◆ GIVEN INSTRUCTION ◆
Of all the lines here, how many include the string "text"? Answer with the number only.

━━━━━━━━━━━━━━━━━━━━━━━━━━━━━━

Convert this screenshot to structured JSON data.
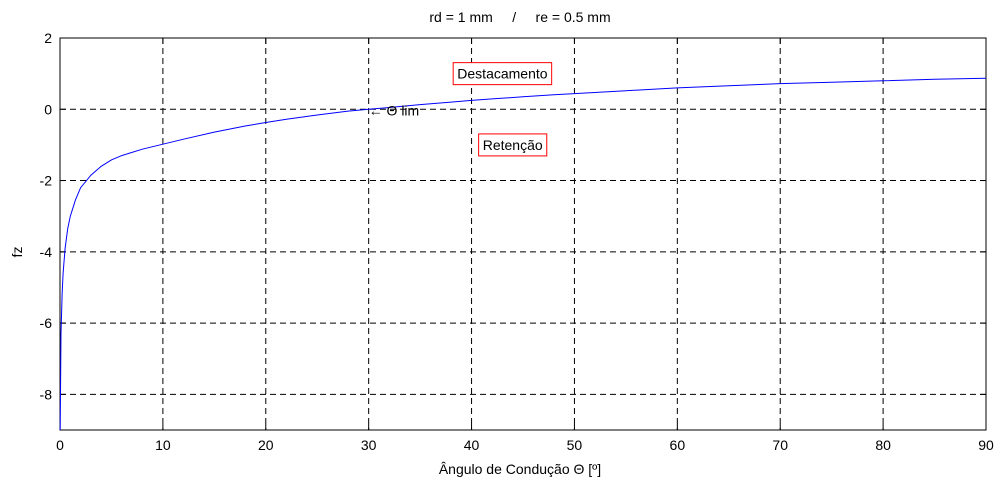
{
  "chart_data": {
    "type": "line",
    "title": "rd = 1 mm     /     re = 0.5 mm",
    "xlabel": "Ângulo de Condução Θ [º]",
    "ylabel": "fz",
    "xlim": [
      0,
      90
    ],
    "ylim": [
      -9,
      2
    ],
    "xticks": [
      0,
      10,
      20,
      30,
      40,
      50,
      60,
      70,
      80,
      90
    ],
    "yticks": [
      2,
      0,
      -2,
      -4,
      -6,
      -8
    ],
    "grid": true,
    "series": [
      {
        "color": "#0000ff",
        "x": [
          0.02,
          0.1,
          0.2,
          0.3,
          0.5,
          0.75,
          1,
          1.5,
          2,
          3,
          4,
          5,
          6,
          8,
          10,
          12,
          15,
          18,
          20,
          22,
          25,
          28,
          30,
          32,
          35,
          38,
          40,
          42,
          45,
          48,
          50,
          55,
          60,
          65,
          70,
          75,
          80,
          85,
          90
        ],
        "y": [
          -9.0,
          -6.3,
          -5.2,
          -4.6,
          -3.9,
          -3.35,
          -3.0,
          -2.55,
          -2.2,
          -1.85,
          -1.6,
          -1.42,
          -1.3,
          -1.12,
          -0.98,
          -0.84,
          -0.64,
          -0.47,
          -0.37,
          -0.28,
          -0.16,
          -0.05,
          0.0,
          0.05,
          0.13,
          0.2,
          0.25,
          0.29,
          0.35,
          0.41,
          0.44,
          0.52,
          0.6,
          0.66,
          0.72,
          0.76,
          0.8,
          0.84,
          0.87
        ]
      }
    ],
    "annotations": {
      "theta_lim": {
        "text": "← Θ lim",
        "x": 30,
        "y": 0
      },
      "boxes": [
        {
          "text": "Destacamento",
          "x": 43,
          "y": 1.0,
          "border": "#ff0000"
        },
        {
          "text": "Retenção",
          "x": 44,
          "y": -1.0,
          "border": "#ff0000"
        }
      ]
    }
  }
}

━━━━━━━━━━━━━━━━━━━━━━━━━━━━━━

◆ FINAL RESULT ◆
3